Instruction: Check every line below for the word "orientare" and show those that hold it.

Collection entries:
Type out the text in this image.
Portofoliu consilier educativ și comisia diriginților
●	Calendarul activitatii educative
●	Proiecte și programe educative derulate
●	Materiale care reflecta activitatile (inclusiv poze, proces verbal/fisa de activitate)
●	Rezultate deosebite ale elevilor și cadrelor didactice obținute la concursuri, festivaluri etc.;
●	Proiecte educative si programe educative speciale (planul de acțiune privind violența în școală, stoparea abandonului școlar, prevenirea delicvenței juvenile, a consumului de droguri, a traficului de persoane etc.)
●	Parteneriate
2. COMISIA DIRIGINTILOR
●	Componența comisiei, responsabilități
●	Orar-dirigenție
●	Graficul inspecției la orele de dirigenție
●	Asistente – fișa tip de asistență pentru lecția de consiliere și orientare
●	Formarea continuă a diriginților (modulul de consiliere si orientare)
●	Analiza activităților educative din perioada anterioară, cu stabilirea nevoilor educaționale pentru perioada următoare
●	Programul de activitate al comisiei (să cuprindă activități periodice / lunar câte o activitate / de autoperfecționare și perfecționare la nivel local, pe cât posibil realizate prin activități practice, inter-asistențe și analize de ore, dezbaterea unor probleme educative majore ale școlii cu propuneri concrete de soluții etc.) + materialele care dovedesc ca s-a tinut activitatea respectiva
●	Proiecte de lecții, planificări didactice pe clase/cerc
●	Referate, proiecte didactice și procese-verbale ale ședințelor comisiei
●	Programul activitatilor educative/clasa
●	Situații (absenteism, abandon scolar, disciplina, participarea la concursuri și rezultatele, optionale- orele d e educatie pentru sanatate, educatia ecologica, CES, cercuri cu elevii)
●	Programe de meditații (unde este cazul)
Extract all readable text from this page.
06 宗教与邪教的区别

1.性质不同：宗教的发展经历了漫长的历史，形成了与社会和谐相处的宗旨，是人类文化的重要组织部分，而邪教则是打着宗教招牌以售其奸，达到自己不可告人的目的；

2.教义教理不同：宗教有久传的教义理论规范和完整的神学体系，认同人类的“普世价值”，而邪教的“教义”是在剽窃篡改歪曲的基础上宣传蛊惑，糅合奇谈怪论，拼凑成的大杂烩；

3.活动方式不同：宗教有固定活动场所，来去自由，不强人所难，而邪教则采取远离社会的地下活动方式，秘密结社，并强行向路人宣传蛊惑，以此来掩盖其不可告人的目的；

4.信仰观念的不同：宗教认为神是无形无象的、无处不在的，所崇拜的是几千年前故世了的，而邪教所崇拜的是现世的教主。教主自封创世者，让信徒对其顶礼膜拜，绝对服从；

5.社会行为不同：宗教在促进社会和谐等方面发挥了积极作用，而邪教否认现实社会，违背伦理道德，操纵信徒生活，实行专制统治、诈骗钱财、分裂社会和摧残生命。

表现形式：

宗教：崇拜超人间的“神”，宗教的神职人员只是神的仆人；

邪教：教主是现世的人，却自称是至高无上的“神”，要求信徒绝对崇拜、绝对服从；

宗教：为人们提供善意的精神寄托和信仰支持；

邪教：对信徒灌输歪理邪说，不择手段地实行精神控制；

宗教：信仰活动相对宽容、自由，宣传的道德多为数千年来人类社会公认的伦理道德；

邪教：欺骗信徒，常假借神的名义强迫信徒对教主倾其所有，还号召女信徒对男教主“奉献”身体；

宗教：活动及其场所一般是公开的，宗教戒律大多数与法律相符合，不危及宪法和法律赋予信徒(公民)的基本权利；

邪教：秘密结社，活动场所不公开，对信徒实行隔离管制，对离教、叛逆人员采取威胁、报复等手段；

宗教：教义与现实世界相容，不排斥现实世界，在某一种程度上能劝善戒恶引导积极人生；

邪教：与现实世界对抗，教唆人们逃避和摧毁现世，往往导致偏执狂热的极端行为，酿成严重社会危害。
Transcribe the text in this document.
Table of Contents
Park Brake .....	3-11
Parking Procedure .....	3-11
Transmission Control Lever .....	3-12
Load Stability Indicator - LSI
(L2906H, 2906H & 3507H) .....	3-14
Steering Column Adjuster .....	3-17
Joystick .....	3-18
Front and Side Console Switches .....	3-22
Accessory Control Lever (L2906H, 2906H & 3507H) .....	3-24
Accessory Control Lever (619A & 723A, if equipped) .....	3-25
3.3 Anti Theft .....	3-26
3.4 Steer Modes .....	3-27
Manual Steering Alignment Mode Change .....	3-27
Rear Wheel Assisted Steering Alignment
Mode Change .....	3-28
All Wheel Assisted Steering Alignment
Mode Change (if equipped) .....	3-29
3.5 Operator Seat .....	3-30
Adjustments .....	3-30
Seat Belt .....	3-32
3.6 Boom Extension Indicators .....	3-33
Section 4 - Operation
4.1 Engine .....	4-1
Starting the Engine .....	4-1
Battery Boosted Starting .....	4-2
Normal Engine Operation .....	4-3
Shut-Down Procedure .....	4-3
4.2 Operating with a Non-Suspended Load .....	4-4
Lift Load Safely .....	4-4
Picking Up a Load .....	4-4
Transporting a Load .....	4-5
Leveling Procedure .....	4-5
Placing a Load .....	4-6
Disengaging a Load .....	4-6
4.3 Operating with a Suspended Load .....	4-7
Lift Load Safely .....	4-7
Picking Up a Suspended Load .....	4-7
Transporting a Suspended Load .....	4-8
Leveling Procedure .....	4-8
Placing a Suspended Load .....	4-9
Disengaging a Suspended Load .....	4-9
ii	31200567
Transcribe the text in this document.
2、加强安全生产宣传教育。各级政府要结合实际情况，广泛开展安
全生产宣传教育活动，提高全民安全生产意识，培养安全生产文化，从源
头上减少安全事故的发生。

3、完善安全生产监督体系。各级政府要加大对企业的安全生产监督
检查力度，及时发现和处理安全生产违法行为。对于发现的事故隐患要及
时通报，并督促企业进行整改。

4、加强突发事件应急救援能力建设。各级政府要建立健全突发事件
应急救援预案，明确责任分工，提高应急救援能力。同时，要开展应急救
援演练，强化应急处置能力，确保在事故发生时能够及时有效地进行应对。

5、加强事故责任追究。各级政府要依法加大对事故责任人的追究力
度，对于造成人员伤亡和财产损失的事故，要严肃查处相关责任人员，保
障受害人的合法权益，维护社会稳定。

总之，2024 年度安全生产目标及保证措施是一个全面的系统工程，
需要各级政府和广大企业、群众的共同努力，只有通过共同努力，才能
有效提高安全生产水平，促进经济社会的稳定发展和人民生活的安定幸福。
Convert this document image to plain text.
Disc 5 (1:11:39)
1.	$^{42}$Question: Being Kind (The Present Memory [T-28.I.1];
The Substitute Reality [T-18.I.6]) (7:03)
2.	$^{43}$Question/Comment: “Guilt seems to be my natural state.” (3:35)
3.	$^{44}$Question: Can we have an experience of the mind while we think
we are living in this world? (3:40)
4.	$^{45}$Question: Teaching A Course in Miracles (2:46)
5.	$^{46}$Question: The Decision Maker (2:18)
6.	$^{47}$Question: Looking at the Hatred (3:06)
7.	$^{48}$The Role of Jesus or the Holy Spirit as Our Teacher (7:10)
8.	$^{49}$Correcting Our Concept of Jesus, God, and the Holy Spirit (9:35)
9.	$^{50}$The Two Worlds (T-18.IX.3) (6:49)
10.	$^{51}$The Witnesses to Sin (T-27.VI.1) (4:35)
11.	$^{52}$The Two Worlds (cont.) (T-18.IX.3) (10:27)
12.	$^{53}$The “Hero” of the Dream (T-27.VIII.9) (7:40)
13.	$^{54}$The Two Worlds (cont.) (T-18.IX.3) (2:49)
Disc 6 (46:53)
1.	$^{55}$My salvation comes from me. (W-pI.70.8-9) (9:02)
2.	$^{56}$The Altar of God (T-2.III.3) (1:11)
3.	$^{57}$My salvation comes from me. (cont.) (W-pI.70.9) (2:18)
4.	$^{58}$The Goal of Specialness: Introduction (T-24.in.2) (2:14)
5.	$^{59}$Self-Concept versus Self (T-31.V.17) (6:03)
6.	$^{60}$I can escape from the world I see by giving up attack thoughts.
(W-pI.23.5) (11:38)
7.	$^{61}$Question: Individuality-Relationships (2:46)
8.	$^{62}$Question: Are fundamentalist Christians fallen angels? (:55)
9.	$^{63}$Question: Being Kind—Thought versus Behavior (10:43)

Exercise result:
●	Asistente – fișa tip de asistență pentru lecția de consiliere și orientare
●	Formarea continuă a diriginților (modulul de consiliere si orientare)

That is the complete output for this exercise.